* _MATERIAL SUPPLIED_
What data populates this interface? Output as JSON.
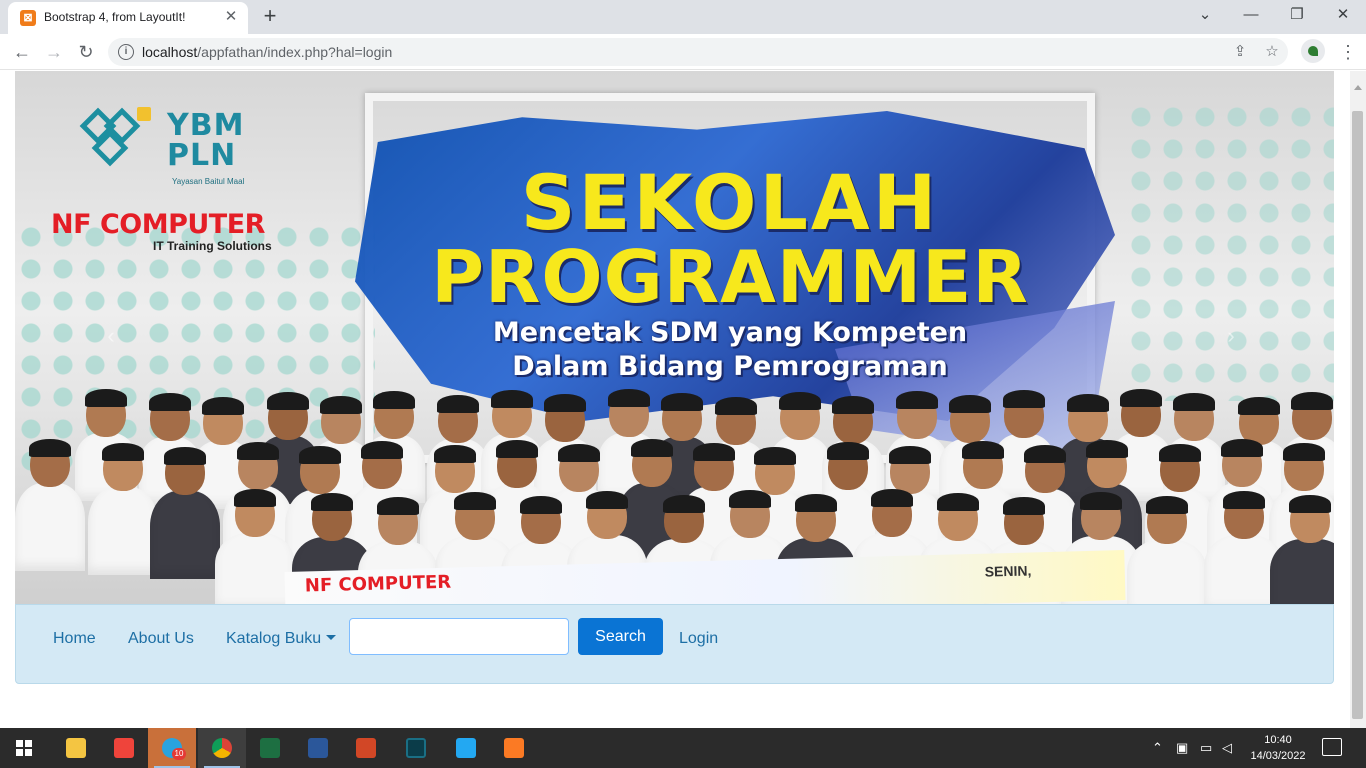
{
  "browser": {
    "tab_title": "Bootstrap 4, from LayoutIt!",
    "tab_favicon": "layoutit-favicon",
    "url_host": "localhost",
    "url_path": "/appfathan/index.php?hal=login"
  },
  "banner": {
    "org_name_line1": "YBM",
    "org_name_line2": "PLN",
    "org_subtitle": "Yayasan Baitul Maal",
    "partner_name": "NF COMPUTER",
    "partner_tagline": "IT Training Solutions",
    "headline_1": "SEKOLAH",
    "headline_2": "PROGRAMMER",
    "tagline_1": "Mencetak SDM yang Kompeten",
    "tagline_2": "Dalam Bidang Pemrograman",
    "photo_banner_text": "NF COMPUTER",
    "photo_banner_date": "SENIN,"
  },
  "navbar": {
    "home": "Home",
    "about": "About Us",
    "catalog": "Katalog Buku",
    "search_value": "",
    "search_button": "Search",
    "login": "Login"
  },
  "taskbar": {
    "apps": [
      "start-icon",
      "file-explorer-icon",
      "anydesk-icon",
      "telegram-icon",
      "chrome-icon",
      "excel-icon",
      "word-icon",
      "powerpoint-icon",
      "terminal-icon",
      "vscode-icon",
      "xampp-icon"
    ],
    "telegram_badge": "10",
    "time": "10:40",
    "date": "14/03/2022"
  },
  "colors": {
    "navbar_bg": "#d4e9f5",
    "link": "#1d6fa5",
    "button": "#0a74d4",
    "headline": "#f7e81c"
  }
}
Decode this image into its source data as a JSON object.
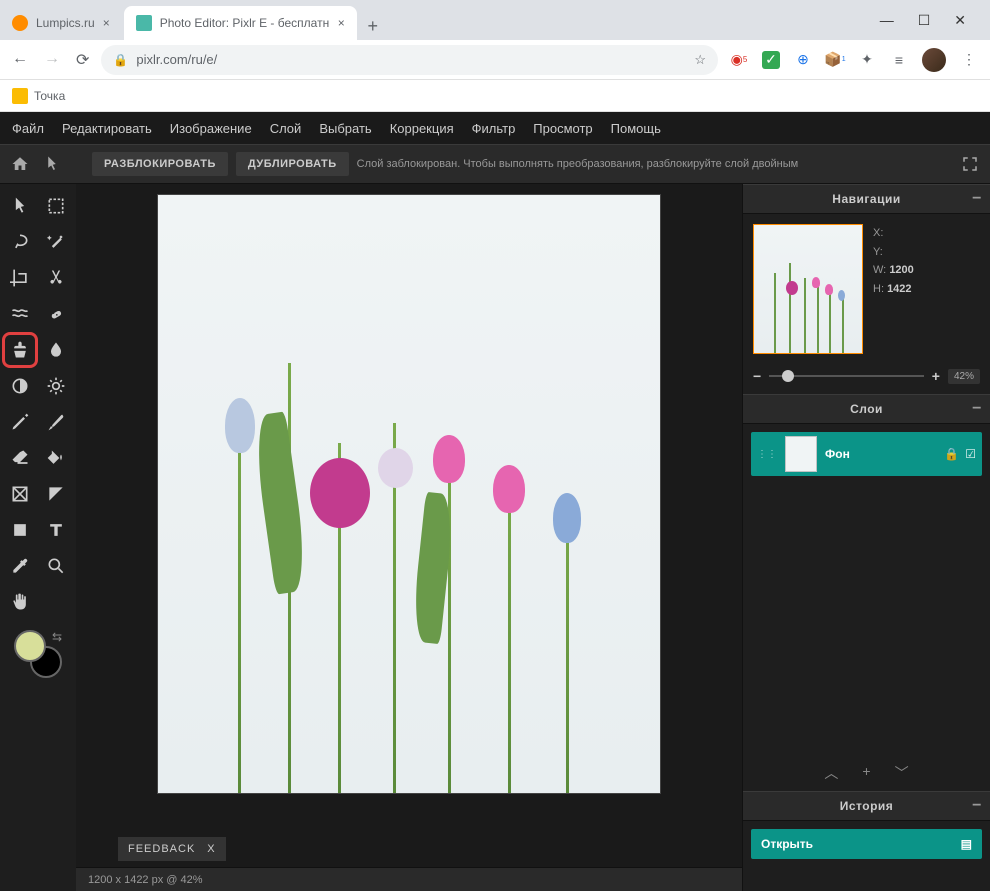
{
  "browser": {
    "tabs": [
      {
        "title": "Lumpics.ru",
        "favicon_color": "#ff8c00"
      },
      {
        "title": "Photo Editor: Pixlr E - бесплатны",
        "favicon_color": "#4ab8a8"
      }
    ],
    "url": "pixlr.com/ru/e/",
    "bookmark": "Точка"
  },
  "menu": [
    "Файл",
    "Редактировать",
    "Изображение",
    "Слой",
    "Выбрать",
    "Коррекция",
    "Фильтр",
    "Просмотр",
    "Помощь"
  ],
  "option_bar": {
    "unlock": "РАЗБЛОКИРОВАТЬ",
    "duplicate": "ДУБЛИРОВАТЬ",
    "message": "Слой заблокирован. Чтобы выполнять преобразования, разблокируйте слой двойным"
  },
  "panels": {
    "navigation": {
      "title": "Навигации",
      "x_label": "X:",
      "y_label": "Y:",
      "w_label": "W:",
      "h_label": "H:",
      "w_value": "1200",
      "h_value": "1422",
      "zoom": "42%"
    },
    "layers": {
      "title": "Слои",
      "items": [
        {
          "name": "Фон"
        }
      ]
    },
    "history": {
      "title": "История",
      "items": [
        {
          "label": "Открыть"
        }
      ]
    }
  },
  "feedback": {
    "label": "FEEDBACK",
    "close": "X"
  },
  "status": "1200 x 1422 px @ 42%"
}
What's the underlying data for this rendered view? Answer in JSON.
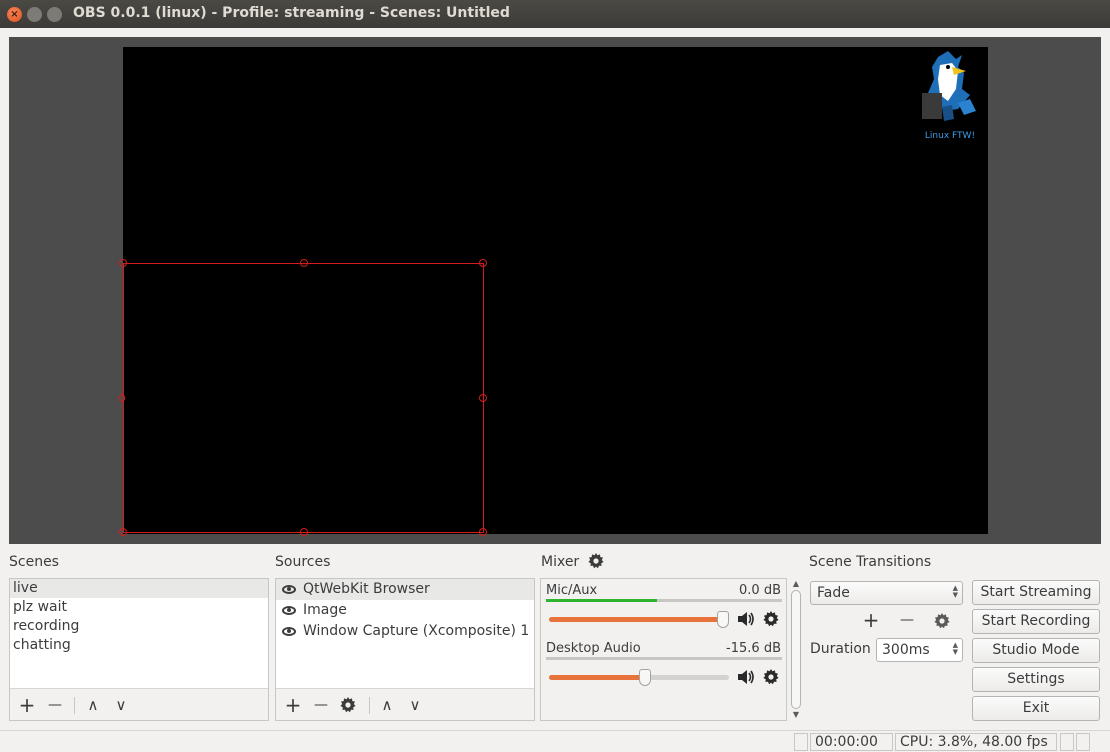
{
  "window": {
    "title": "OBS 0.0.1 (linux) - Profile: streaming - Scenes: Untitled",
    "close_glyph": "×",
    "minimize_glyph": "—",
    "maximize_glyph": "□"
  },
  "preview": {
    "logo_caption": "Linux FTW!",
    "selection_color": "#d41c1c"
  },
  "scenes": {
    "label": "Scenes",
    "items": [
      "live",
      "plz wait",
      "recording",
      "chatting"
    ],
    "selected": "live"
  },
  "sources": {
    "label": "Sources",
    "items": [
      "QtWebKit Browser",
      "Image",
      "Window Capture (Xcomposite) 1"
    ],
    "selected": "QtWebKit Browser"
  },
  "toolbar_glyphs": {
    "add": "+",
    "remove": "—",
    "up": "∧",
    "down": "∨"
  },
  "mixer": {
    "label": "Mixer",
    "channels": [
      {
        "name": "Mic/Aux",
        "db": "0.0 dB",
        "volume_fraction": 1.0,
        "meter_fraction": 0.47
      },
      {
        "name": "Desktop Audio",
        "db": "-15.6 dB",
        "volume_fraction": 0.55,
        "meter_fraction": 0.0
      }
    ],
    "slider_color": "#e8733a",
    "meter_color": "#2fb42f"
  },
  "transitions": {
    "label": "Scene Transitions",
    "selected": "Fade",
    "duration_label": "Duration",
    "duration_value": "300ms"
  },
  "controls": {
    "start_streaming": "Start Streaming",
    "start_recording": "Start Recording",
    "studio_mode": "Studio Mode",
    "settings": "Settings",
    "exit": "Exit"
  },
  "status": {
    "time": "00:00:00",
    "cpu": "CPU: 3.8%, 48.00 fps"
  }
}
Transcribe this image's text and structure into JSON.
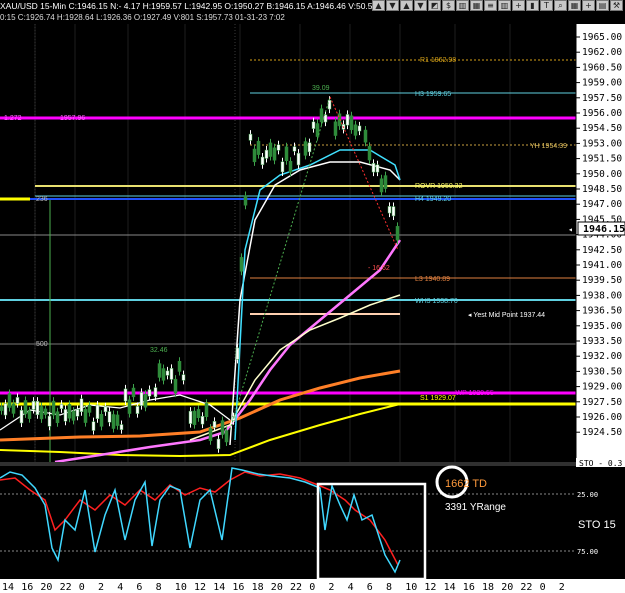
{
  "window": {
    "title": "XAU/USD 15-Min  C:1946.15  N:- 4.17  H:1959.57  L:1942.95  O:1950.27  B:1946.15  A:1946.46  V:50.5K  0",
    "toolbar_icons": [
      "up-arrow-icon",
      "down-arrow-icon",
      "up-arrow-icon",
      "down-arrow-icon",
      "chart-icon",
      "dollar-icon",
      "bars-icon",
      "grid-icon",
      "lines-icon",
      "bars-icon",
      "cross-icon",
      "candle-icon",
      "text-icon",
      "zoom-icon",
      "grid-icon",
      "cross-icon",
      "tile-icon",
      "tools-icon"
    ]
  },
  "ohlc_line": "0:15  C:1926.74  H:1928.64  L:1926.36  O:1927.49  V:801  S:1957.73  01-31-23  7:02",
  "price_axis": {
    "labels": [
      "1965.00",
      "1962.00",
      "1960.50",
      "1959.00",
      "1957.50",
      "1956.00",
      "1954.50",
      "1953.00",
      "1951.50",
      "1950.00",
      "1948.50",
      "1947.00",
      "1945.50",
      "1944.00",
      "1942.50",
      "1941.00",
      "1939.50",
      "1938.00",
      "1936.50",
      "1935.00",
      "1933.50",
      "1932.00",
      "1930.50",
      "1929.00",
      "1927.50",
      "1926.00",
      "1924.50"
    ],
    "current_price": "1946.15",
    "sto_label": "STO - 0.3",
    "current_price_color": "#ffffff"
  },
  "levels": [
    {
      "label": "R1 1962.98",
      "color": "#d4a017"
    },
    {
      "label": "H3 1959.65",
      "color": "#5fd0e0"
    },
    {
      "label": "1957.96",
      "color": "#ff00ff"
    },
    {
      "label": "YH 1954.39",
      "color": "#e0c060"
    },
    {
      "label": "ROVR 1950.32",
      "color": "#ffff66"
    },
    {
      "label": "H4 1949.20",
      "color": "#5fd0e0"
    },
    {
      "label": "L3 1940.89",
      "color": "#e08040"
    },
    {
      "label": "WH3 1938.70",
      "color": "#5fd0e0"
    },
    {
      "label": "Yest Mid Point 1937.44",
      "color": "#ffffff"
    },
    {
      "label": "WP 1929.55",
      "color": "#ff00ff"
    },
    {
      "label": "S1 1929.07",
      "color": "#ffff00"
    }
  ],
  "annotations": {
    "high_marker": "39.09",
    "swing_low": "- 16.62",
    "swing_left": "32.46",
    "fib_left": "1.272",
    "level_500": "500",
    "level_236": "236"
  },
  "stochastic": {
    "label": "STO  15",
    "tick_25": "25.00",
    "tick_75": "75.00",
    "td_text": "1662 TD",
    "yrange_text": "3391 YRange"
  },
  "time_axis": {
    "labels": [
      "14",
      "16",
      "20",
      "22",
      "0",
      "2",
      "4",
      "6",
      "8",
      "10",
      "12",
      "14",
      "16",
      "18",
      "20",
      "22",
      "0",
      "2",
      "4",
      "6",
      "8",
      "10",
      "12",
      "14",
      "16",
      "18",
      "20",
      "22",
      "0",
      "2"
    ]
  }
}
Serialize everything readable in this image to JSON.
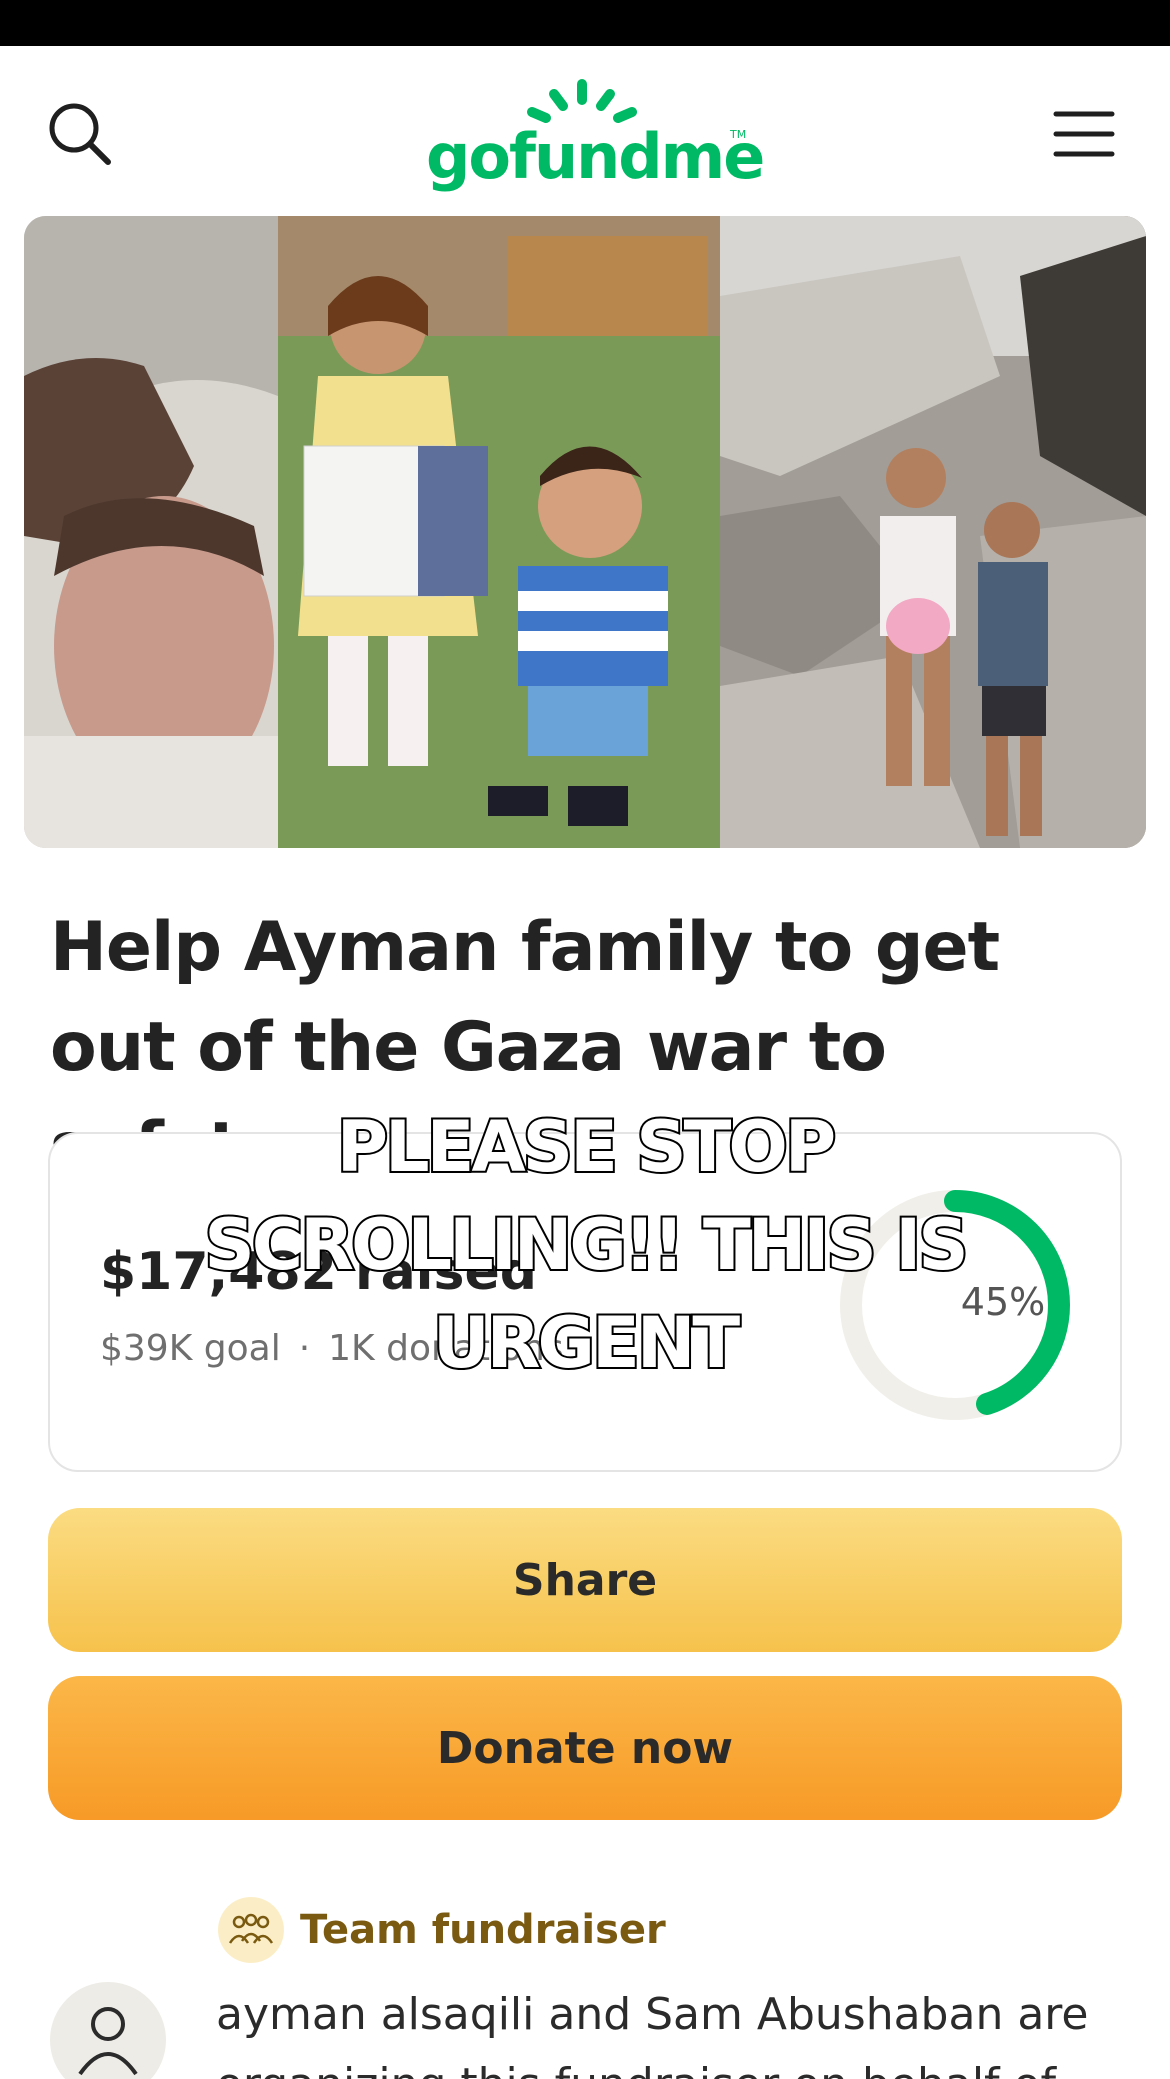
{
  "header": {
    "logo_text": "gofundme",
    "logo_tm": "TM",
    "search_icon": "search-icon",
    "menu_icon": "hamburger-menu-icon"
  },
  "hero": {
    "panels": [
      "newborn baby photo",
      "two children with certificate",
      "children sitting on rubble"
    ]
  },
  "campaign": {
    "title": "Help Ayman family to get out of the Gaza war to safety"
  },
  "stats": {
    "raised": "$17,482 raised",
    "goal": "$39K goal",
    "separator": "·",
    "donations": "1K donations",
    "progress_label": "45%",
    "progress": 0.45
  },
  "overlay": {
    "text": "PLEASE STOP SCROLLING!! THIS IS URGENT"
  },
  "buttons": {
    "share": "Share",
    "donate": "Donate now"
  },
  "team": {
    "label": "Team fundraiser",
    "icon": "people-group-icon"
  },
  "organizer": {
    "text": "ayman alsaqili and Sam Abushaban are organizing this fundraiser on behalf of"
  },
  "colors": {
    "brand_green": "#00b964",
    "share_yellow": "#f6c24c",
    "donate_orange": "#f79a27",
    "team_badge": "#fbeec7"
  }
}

* _TO BE DONE_
Copy all lines of the listing above that contain the string "What".

* _FINAL ANSWER_
What data populates this interface? Output as JSON.
What's the underlying data for this rendered view? Answer in JSON.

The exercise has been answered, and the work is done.